[start]
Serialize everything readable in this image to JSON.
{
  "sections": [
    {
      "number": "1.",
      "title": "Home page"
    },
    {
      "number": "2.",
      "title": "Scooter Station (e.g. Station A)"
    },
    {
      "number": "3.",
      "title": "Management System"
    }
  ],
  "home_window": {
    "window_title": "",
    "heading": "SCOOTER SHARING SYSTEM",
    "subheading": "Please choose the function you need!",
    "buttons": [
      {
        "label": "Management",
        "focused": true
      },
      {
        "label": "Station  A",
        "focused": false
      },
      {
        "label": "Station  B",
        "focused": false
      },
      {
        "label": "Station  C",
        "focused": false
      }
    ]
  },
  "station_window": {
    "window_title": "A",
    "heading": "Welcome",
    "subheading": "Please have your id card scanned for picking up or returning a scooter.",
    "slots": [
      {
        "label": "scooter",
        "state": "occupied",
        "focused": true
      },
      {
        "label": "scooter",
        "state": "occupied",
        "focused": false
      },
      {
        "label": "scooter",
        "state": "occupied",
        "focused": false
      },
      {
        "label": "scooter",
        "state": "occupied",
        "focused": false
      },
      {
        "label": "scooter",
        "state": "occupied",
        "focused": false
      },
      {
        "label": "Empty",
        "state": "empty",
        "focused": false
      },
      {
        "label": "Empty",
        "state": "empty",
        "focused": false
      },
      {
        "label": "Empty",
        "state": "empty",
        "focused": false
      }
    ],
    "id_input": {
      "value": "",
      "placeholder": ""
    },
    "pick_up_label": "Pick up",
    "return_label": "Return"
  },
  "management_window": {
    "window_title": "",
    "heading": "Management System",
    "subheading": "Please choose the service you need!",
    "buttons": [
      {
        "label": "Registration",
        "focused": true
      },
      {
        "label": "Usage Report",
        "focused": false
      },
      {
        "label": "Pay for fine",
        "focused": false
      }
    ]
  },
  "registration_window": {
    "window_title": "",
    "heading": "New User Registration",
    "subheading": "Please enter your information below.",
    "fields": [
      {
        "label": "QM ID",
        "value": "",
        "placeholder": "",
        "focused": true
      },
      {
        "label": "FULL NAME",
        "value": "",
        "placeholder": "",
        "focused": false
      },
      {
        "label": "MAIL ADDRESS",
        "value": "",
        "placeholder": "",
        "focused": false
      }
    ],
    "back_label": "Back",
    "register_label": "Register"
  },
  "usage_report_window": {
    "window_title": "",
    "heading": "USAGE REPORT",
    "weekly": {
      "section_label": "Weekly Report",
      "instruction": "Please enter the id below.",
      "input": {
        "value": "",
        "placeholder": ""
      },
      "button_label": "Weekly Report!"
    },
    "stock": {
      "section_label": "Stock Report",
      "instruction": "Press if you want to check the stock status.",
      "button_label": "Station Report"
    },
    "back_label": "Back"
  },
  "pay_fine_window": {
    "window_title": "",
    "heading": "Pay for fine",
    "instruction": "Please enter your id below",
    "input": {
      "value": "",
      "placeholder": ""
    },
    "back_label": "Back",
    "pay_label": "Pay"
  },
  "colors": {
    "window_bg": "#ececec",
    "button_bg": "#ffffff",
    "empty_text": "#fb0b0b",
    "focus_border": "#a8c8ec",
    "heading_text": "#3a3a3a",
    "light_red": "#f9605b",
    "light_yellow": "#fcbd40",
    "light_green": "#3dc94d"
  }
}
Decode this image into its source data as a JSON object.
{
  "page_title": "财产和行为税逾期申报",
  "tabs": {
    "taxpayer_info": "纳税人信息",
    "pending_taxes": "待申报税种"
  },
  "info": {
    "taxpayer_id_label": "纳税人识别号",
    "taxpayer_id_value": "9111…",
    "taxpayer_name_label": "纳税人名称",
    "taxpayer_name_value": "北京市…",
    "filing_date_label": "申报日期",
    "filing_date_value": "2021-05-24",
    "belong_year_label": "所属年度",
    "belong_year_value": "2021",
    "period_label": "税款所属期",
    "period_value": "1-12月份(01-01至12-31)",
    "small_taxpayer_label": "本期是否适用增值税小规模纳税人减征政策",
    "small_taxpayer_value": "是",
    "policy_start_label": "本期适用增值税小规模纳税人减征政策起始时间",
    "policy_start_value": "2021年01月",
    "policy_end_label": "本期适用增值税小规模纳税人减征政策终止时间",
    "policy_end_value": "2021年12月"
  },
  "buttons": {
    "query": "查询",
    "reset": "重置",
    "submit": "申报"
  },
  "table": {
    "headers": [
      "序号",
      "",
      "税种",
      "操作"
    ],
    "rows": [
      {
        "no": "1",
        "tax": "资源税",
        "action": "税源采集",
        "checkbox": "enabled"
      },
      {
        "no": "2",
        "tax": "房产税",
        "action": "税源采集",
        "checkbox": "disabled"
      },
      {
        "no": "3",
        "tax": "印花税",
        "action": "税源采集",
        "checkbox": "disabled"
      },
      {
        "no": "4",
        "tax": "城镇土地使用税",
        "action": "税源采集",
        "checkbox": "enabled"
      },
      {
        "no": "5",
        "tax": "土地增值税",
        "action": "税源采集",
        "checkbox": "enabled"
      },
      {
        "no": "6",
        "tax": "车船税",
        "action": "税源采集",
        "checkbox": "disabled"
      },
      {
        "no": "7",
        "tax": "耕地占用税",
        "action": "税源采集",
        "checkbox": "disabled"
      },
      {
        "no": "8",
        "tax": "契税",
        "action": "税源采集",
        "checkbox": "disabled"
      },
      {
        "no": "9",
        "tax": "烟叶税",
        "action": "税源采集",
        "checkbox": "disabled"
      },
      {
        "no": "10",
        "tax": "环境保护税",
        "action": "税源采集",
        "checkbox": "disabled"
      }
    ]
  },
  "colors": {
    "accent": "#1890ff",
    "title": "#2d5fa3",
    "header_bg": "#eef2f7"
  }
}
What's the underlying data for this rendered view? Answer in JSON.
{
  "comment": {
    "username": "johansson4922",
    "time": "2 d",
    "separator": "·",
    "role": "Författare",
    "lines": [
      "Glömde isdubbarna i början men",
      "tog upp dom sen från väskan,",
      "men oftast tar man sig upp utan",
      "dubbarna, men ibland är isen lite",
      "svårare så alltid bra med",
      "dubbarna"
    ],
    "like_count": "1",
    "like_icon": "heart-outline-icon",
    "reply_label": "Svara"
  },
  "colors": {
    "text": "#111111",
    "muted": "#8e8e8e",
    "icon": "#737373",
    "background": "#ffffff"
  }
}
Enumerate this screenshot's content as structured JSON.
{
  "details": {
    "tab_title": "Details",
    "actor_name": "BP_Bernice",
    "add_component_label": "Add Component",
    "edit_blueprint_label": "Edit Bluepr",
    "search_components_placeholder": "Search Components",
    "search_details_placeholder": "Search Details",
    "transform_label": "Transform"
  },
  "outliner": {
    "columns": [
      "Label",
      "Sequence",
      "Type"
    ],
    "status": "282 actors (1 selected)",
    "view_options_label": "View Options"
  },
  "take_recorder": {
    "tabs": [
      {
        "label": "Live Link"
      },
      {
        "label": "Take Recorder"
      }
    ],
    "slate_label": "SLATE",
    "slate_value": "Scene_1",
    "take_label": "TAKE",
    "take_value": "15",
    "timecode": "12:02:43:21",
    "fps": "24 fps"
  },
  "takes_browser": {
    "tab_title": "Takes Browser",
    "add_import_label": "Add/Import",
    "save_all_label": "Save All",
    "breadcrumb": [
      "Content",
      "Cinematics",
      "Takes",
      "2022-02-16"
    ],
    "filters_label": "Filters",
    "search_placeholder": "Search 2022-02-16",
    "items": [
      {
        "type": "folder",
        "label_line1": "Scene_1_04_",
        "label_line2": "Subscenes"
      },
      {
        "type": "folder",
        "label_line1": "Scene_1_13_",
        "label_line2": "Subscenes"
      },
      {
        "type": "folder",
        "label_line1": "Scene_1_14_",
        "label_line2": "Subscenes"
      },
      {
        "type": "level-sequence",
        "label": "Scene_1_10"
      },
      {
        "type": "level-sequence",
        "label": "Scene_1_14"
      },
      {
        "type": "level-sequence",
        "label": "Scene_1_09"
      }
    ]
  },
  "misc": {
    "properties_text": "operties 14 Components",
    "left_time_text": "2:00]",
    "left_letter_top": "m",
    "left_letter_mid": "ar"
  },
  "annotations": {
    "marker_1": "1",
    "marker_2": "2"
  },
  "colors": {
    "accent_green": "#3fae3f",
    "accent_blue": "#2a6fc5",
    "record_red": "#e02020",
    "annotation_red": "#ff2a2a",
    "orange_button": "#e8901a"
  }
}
[end]
**The request**
Using the entries above, tally how many lines have the word "Components" in them; write the number and nothing more.

**Written answer**
2